**** Information shown ****

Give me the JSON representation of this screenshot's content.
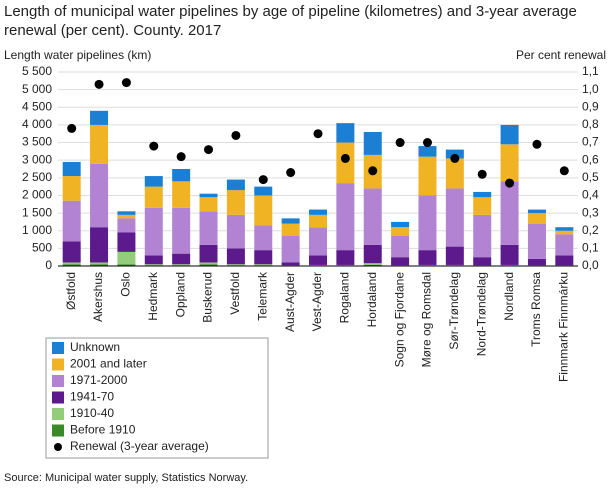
{
  "chart_data": {
    "type": "bar",
    "stacked": true,
    "title": "Length of municipal water pipelines by age of pipeline (kilometres) and 3-year average renewal (per cent). County. 2017",
    "ylabel": "Length water pipelines  (km)",
    "y2label": "Per cent  renewal",
    "source": "Source: Municipal water supply, Statistics Norway.",
    "categories": [
      "Østfold",
      "Akershus",
      "Oslo",
      "Hedmark",
      "Oppland",
      "Buskerud",
      "Vestfold",
      "Telemark",
      "Aust-Agder",
      "Vest-Agder",
      "Rogaland",
      "Hordaland",
      "Sogn og Fjordane",
      "Møre og Romsdal",
      "Sør-Trøndelag",
      "Nord-Trøndelag",
      "Nordland",
      "Troms Romsa",
      "Finnmark Finnmárku"
    ],
    "series": [
      {
        "name": "Before 1910",
        "color": "#3a8a2a",
        "values": [
          50,
          50,
          50,
          20,
          20,
          50,
          20,
          20,
          10,
          10,
          10,
          30,
          10,
          10,
          10,
          10,
          10,
          10,
          10
        ]
      },
      {
        "name": "1910-40",
        "color": "#93cc7a",
        "values": [
          50,
          50,
          350,
          30,
          30,
          50,
          30,
          30,
          10,
          20,
          20,
          50,
          10,
          20,
          20,
          10,
          20,
          10,
          10
        ]
      },
      {
        "name": "1941-70",
        "color": "#5c1a8c",
        "values": [
          600,
          1000,
          550,
          250,
          300,
          500,
          450,
          400,
          80,
          270,
          420,
          520,
          230,
          420,
          520,
          230,
          570,
          180,
          280
        ]
      },
      {
        "name": "1971-2000",
        "color": "#b283d3",
        "values": [
          1150,
          1800,
          400,
          1350,
          1300,
          950,
          950,
          700,
          750,
          800,
          1900,
          1600,
          600,
          1550,
          1650,
          1200,
          1800,
          1000,
          600
        ]
      },
      {
        "name": "2001 and later",
        "color": "#f0b323",
        "values": [
          700,
          1100,
          100,
          600,
          750,
          400,
          700,
          850,
          350,
          350,
          1150,
          950,
          250,
          1100,
          850,
          500,
          1050,
          300,
          100
        ]
      },
      {
        "name": "Unknown",
        "color": "#1b7fd3",
        "values": [
          400,
          400,
          100,
          300,
          350,
          100,
          300,
          250,
          150,
          150,
          550,
          650,
          150,
          300,
          250,
          150,
          550,
          100,
          100
        ]
      },
      {
        "name": "Renewal (3-year average)",
        "type": "scatter",
        "axis": "y2",
        "color": "#000000",
        "values": [
          0.78,
          1.03,
          1.04,
          0.68,
          0.62,
          0.66,
          0.74,
          0.49,
          0.53,
          0.75,
          0.61,
          0.54,
          0.7,
          0.7,
          0.61,
          0.52,
          0.47,
          0.69,
          0.54
        ]
      }
    ],
    "ylim": [
      0,
      5500
    ],
    "yticks": [
      0,
      {
        "value": 500,
        "label": "500"
      },
      {
        "value": 1000,
        "label": "1 000"
      },
      {
        "value": 1500,
        "label": "1 500"
      },
      {
        "value": 2000,
        "label": "2 000"
      },
      {
        "value": 2500,
        "label": "2 500"
      },
      {
        "value": 3000,
        "label": "3 000"
      },
      {
        "value": 3500,
        "label": "3 500"
      },
      {
        "value": 4000,
        "label": "4 000"
      },
      {
        "value": 4500,
        "label": "4 500"
      },
      {
        "value": 5000,
        "label": "5 000"
      },
      {
        "value": 5500,
        "label": "5 500"
      }
    ],
    "y2lim": [
      0,
      1.1
    ],
    "y2ticks": [
      {
        "value": 0,
        "label": "0,0"
      },
      {
        "value": 0.1,
        "label": "0,1"
      },
      {
        "value": 0.2,
        "label": "0,2"
      },
      {
        "value": 0.3,
        "label": "0,3"
      },
      {
        "value": 0.4,
        "label": "0,4"
      },
      {
        "value": 0.5,
        "label": "0,5"
      },
      {
        "value": 0.6,
        "label": "0,6"
      },
      {
        "value": 0.7,
        "label": "0,7"
      },
      {
        "value": 0.8,
        "label": "0,8"
      },
      {
        "value": 0.9,
        "label": "0,9"
      },
      {
        "value": 1.0,
        "label": "1,0"
      },
      {
        "value": 1.1,
        "label": "1,1"
      }
    ],
    "grid": true,
    "legend": "bottom-left"
  }
}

****

> _What the task requires_
Go through the lines above. Select every one that has the string "year".

> _Reply to the task_
    "title": "Length of municipal water pipelines by age of pipeline (kilometres) and 3-year average renewal (per cent). County. 2017",
        "name": "Renewal (3-year average)",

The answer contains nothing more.